• What the task requires: Of the lines in the listing below, how many hold "finalisasi"? Answer with the number only.

** start of Data in this exercise **

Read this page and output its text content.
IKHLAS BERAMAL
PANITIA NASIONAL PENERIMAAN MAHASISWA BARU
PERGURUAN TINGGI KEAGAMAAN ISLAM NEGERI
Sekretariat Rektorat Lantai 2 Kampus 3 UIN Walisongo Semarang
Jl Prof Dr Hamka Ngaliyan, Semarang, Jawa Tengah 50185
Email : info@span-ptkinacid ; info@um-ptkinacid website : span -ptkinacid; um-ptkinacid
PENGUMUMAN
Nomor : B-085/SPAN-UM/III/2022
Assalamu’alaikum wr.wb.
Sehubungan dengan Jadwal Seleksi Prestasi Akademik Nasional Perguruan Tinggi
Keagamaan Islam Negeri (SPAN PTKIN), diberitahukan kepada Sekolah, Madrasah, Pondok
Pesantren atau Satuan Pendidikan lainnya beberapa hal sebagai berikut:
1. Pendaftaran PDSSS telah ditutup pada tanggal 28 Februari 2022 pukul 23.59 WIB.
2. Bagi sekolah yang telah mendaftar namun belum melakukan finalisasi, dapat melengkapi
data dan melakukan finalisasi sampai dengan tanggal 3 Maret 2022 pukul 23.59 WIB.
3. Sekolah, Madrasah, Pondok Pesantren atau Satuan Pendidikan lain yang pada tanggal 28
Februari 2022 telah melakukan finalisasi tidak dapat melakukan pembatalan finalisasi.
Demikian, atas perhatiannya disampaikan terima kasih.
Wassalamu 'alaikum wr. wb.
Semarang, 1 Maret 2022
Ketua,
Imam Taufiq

** end of Data in this exercise **
** start of Data in this exercise **

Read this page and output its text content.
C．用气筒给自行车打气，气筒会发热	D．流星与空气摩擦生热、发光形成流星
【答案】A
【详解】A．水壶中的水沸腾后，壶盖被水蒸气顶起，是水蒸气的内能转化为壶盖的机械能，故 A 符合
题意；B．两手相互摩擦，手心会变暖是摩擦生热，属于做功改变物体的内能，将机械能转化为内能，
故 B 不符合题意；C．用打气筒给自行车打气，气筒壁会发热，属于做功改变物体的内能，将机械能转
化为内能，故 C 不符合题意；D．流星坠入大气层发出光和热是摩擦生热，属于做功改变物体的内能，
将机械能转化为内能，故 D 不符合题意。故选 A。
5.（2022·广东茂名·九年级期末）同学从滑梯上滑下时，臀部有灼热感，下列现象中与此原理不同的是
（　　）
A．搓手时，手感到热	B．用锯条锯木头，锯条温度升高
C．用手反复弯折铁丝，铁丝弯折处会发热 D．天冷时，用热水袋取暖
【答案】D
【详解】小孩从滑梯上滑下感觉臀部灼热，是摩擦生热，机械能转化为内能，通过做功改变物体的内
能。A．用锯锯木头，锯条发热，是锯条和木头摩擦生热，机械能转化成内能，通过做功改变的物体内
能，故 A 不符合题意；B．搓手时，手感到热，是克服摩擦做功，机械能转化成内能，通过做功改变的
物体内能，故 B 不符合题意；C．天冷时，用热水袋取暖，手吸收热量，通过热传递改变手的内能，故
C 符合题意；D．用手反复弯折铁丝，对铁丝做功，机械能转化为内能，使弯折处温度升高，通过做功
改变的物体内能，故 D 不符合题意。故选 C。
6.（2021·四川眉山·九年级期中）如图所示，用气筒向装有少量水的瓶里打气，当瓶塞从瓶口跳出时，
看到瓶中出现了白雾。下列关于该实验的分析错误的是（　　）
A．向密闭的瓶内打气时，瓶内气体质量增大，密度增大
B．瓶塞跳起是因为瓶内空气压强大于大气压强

** end of Data in this exercise **
** start of Data in this exercise **

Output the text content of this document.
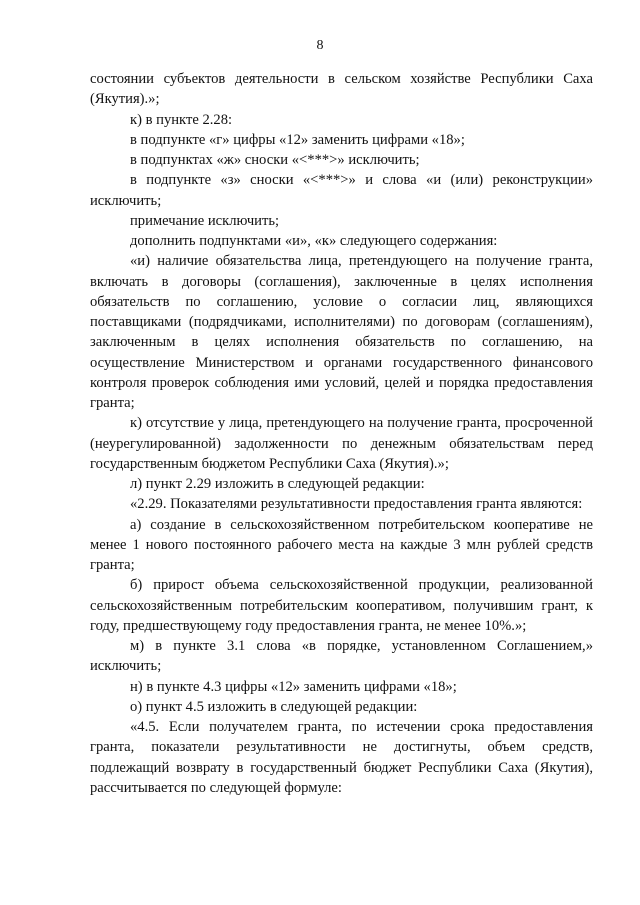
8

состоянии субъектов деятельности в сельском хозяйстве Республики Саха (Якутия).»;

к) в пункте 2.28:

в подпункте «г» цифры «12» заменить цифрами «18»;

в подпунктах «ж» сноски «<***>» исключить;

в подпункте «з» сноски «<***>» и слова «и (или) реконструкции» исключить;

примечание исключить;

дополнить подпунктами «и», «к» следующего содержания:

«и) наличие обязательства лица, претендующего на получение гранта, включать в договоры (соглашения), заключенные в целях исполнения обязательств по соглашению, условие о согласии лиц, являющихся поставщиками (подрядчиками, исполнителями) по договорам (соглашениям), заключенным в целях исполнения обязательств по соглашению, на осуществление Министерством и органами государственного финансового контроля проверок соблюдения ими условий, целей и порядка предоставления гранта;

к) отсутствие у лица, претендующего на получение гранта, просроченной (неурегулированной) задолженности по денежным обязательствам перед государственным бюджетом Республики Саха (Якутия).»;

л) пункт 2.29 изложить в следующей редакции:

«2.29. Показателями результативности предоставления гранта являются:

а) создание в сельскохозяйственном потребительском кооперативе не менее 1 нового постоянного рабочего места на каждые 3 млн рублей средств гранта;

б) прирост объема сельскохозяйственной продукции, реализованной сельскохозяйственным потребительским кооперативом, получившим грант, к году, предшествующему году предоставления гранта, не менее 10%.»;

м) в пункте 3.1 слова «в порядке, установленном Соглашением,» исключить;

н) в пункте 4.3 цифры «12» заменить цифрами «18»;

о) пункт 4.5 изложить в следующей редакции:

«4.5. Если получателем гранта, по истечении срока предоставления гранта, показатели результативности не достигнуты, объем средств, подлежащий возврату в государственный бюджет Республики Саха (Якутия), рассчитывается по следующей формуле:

** end of Data in this exercise **

• Result for this exercise: 3